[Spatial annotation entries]
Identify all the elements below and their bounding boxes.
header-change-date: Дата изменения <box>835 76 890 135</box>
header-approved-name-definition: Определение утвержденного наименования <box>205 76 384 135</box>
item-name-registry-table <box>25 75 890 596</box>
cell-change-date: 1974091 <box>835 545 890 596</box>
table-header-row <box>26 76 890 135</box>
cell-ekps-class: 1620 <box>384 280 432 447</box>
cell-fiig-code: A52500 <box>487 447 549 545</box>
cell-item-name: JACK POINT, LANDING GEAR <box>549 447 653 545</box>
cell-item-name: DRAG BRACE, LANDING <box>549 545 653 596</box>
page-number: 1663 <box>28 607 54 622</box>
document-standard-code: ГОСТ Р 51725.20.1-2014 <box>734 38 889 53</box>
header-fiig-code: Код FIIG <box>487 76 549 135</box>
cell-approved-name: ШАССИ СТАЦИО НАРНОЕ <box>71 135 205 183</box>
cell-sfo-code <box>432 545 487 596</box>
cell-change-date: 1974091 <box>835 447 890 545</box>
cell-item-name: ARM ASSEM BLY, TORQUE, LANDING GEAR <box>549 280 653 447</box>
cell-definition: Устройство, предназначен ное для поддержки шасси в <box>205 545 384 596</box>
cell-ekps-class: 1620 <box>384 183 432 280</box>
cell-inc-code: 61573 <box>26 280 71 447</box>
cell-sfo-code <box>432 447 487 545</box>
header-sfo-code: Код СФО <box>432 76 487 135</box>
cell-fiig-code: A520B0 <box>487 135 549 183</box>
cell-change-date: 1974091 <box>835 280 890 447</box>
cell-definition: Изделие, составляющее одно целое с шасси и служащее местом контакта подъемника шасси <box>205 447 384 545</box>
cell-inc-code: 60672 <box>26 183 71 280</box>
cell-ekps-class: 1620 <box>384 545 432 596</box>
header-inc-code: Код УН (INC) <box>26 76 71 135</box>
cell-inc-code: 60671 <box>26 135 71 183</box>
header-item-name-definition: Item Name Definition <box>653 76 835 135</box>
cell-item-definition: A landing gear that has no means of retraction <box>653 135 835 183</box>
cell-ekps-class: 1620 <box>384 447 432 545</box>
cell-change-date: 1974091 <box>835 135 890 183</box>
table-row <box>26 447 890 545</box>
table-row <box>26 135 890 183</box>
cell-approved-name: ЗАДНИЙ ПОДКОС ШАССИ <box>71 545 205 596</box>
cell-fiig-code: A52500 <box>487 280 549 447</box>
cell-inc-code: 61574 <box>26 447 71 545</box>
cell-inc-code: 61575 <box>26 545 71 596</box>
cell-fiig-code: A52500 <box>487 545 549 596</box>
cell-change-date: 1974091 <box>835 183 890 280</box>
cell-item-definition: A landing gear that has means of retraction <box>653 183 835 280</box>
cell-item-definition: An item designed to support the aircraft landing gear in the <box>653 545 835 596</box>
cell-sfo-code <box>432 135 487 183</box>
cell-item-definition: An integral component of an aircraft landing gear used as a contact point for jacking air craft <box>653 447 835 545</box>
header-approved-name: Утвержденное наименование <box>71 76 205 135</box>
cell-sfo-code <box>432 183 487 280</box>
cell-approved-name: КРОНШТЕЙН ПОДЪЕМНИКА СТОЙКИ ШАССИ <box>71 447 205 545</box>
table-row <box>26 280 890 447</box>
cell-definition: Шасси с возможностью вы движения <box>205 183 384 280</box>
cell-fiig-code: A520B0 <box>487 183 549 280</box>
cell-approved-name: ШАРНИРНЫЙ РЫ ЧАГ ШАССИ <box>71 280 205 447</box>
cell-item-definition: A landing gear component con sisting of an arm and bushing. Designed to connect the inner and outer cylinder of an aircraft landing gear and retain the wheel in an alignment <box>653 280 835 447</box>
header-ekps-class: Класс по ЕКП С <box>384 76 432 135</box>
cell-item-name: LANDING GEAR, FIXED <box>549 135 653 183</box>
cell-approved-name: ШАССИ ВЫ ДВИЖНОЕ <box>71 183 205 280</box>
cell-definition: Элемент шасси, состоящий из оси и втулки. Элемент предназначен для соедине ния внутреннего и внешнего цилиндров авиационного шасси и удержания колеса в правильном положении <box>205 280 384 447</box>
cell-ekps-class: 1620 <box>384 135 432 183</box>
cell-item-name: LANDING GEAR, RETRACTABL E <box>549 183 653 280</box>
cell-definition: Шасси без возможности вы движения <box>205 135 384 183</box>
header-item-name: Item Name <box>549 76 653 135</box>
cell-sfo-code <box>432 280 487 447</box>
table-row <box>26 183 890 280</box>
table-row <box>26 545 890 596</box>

### WHAT YOU SHOULD DO
Reproduce the rows above, substituting "data-row" for each occurrence of "table-row" and leaving everything else unchanged.

### ANSWER TO THE TASK
Identify all the elements below and their bounding boxes.
header-change-date: Дата изменения <box>835 76 890 135</box>
header-approved-name-definition: Определение утвержденного наименования <box>205 76 384 135</box>
item-name-registry-table <box>25 75 890 596</box>
cell-change-date: 1974091 <box>835 545 890 596</box>
table-header-row <box>26 76 890 135</box>
cell-ekps-class: 1620 <box>384 280 432 447</box>
cell-fiig-code: A52500 <box>487 447 549 545</box>
cell-item-name: JACK POINT, LANDING GEAR <box>549 447 653 545</box>
cell-item-name: DRAG BRACE, LANDING <box>549 545 653 596</box>
page-number: 1663 <box>28 607 54 622</box>
document-standard-code: ГОСТ Р 51725.20.1-2014 <box>734 38 889 53</box>
header-fiig-code: Код FIIG <box>487 76 549 135</box>
cell-approved-name: ШАССИ СТАЦИО НАРНОЕ <box>71 135 205 183</box>
cell-sfo-code <box>432 545 487 596</box>
cell-change-date: 1974091 <box>835 447 890 545</box>
cell-item-name: ARM ASSEM BLY, TORQUE, LANDING GEAR <box>549 280 653 447</box>
cell-definition: Устройство, предназначен ное для поддержки шасси в <box>205 545 384 596</box>
cell-ekps-class: 1620 <box>384 183 432 280</box>
cell-inc-code: 61573 <box>26 280 71 447</box>
cell-sfo-code <box>432 447 487 545</box>
header-sfo-code: Код СФО <box>432 76 487 135</box>
cell-fiig-code: A520B0 <box>487 135 549 183</box>
cell-change-date: 1974091 <box>835 280 890 447</box>
cell-definition: Изделие, составляющее одно целое с шасси и служащее местом контакта подъемника шасси <box>205 447 384 545</box>
cell-inc-code: 60672 <box>26 183 71 280</box>
cell-ekps-class: 1620 <box>384 545 432 596</box>
header-inc-code: Код УН (INC) <box>26 76 71 135</box>
cell-inc-code: 60671 <box>26 135 71 183</box>
header-item-name-definition: Item Name Definition <box>653 76 835 135</box>
cell-item-definition: A landing gear that has no means of retraction <box>653 135 835 183</box>
cell-ekps-class: 1620 <box>384 447 432 545</box>
cell-change-date: 1974091 <box>835 135 890 183</box>
data-row <box>26 447 890 545</box>
data-row <box>26 135 890 183</box>
cell-approved-name: ЗАДНИЙ ПОДКОС ШАССИ <box>71 545 205 596</box>
cell-fiig-code: A52500 <box>487 280 549 447</box>
cell-inc-code: 61574 <box>26 447 71 545</box>
cell-inc-code: 61575 <box>26 545 71 596</box>
cell-fiig-code: A52500 <box>487 545 549 596</box>
cell-change-date: 1974091 <box>835 183 890 280</box>
cell-item-definition: A landing gear that has means of retraction <box>653 183 835 280</box>
cell-item-definition: An item designed to support the aircraft landing gear in the <box>653 545 835 596</box>
cell-sfo-code <box>432 135 487 183</box>
cell-item-definition: An integral component of an aircraft landing gear used as a contact point for jacking air craft <box>653 447 835 545</box>
header-approved-name: Утвержденное наименование <box>71 76 205 135</box>
cell-sfo-code <box>432 183 487 280</box>
cell-approved-name: КРОНШТЕЙН ПОДЪЕМНИКА СТОЙКИ ШАССИ <box>71 447 205 545</box>
data-row <box>26 280 890 447</box>
cell-definition: Шасси с возможностью вы движения <box>205 183 384 280</box>
cell-fiig-code: A520B0 <box>487 183 549 280</box>
cell-approved-name: ШАРНИРНЫЙ РЫ ЧАГ ШАССИ <box>71 280 205 447</box>
cell-item-definition: A landing gear component con sisting of an arm and bushing. Designed to connect the inner and outer cylinder of an aircraft landing gear and retain the wheel in an alignment <box>653 280 835 447</box>
header-ekps-class: Класс по ЕКП С <box>384 76 432 135</box>
cell-item-name: LANDING GEAR, FIXED <box>549 135 653 183</box>
cell-approved-name: ШАССИ ВЫ ДВИЖНОЕ <box>71 183 205 280</box>
cell-definition: Элемент шасси, состоящий из оси и втулки. Элемент предназначен для соедине ния внутреннего и внешнего цилиндров авиационного шасси и удержания колеса в правильном положении <box>205 280 384 447</box>
cell-ekps-class: 1620 <box>384 135 432 183</box>
cell-item-name: LANDING GEAR, RETRACTABL E <box>549 183 653 280</box>
cell-definition: Шасси без возможности вы движения <box>205 135 384 183</box>
header-item-name: Item Name <box>549 76 653 135</box>
cell-sfo-code <box>432 280 487 447</box>
data-row <box>26 183 890 280</box>
data-row <box>26 545 890 596</box>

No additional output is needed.